Entries provided:
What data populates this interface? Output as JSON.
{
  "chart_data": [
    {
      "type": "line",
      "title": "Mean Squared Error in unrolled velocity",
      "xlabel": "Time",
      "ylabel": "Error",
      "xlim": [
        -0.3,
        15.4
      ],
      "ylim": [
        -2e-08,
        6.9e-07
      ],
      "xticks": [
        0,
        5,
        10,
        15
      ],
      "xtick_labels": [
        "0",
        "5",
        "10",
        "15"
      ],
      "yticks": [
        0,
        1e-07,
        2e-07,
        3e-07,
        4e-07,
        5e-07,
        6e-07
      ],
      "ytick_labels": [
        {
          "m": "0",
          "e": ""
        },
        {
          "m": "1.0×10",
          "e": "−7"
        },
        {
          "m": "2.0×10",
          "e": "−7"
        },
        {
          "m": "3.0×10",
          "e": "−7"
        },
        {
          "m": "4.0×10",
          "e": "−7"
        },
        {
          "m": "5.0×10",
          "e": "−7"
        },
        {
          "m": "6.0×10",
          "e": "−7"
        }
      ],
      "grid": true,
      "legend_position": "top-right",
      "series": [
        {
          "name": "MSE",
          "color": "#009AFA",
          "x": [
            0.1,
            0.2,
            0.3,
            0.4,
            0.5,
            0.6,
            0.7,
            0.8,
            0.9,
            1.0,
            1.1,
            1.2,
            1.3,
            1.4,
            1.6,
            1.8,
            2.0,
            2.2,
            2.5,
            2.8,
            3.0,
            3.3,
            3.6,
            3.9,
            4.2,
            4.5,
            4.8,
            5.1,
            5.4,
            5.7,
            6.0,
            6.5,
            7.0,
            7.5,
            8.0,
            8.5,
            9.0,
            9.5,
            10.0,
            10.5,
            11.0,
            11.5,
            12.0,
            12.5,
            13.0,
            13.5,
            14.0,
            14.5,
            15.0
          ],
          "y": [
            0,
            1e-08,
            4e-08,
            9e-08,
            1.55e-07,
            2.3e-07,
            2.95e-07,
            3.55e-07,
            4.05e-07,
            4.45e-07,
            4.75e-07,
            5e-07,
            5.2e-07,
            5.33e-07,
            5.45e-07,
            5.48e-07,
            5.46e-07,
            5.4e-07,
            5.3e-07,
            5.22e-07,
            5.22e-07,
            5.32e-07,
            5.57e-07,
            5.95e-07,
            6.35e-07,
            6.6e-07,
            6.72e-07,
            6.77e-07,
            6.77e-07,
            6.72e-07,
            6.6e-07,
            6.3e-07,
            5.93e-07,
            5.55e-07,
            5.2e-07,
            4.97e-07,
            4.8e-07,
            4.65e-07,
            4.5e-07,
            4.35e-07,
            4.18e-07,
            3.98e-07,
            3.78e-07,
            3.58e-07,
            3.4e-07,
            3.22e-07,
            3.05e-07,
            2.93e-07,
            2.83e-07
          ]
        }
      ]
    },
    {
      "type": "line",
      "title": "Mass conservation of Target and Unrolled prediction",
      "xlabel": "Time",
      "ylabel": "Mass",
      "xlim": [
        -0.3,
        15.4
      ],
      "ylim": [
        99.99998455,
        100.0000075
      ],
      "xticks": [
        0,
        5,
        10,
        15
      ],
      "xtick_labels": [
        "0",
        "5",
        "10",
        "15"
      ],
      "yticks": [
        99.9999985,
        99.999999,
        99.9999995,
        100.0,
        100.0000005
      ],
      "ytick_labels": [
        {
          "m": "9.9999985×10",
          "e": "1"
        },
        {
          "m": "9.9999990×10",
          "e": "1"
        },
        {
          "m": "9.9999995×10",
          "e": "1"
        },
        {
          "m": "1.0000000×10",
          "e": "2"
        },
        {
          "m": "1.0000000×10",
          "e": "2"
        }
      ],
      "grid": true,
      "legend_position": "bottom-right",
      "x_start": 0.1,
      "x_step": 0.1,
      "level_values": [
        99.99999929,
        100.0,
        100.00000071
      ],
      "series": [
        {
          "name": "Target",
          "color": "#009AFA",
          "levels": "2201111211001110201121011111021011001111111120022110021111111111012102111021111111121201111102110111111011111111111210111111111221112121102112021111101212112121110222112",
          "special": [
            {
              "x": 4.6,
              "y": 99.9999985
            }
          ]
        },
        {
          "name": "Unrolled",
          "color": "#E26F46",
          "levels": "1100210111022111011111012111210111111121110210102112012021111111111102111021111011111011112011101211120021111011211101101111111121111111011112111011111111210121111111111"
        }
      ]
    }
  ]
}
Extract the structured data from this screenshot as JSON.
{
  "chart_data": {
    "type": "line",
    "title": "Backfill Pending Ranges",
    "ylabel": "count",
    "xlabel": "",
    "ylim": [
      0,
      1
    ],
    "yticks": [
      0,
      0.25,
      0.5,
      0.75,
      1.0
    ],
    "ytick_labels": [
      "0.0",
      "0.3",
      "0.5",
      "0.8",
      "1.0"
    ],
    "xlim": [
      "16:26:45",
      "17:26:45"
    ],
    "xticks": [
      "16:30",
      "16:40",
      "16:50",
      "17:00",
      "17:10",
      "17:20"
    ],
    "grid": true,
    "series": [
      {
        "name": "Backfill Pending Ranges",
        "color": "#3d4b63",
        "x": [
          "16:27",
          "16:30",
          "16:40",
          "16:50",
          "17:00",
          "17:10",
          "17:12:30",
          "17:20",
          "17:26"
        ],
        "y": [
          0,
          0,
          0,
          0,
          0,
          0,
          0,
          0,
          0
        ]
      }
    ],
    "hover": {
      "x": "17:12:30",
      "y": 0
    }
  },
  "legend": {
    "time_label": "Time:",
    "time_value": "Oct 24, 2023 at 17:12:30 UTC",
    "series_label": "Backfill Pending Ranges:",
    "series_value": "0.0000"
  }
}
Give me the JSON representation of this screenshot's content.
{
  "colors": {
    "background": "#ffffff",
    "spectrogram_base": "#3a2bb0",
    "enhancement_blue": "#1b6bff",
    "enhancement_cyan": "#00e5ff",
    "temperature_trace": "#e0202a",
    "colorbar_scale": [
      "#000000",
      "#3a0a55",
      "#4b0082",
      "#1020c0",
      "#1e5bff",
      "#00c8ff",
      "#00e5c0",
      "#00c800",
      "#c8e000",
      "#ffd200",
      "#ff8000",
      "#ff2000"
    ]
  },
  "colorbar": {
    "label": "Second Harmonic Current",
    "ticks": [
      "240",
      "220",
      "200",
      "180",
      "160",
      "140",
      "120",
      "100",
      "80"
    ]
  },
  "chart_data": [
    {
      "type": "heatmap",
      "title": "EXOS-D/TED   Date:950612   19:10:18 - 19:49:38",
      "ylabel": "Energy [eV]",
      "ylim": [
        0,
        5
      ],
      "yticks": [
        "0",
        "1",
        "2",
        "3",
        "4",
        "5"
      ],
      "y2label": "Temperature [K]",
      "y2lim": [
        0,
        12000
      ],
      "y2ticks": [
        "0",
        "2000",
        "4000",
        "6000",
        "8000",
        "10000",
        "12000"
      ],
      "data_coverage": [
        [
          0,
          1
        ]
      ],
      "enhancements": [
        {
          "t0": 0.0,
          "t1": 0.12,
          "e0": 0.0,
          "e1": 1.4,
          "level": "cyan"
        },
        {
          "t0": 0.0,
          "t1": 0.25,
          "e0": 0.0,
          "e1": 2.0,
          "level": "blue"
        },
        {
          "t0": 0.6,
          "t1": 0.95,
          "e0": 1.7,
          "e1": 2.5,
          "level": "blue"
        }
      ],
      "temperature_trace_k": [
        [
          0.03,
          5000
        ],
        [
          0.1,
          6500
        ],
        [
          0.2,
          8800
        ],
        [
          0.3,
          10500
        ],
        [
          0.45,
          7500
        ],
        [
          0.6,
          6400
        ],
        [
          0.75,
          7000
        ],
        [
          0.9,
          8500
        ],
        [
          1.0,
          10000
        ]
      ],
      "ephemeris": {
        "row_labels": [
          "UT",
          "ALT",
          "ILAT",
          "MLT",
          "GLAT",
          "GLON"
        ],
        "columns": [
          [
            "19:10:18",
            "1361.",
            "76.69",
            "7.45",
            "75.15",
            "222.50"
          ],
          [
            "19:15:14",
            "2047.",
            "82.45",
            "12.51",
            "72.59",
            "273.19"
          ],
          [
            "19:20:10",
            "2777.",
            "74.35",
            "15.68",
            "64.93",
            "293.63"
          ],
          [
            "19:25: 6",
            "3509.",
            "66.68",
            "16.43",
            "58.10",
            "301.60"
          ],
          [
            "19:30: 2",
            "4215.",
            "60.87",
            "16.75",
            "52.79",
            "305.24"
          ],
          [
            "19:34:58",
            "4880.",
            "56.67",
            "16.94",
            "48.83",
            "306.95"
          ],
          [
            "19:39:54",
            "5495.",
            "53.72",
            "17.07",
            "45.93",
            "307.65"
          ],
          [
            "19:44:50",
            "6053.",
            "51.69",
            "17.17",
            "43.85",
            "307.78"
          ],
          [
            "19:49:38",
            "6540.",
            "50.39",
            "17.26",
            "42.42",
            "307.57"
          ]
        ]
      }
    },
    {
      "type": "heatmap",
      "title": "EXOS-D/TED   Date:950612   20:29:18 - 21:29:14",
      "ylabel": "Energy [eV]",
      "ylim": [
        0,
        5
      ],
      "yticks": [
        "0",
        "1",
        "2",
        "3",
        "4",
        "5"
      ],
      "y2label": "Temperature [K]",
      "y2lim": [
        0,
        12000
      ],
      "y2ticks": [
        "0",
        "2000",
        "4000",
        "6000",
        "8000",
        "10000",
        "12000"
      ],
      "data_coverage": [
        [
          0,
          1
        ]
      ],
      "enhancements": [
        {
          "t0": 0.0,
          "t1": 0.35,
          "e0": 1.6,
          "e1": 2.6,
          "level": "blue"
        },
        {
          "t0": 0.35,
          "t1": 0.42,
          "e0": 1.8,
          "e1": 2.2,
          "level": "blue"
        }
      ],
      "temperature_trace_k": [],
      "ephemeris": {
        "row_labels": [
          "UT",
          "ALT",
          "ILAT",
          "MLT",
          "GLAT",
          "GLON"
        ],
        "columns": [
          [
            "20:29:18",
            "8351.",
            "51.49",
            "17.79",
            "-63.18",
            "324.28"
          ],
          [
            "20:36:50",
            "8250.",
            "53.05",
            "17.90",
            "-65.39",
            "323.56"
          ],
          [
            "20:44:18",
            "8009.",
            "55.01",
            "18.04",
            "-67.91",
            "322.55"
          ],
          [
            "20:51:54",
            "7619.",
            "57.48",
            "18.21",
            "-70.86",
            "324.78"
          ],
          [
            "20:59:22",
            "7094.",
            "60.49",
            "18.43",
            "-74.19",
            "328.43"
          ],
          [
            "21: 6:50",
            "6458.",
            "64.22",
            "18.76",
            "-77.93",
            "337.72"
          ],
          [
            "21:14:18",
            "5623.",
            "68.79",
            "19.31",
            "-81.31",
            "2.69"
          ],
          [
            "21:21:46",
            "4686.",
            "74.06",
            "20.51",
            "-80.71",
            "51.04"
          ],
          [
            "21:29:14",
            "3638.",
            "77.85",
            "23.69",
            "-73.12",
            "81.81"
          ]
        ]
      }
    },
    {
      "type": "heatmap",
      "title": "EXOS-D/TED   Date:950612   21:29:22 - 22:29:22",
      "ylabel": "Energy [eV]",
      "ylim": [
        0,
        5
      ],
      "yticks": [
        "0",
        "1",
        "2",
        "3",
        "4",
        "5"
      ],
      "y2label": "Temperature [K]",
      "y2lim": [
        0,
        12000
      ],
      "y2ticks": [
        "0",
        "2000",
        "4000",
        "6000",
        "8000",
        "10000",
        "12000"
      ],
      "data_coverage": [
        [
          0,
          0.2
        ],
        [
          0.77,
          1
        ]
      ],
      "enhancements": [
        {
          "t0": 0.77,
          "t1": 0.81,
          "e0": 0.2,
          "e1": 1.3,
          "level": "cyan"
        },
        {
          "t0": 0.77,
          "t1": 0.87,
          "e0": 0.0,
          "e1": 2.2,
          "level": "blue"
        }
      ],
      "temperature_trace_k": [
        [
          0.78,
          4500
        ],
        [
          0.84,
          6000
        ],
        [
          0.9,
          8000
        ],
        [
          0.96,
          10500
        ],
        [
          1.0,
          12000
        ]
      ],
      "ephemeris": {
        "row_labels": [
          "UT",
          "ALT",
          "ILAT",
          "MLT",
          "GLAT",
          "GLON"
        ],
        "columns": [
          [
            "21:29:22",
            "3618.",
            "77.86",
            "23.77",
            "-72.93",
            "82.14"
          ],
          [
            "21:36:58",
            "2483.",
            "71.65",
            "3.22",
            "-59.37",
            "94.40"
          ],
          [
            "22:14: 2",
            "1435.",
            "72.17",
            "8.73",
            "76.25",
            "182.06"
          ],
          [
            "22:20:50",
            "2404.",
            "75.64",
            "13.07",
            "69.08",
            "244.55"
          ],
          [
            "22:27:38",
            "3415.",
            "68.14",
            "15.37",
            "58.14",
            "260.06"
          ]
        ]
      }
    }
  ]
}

Short exercise:
Scan the material above for the string "Pending" and return the lines that hold it.

Written solution:
    "title": "Backfill Pending Ranges",
        "name": "Backfill Pending Ranges",
    "series_label": "Backfill Pending Ranges:",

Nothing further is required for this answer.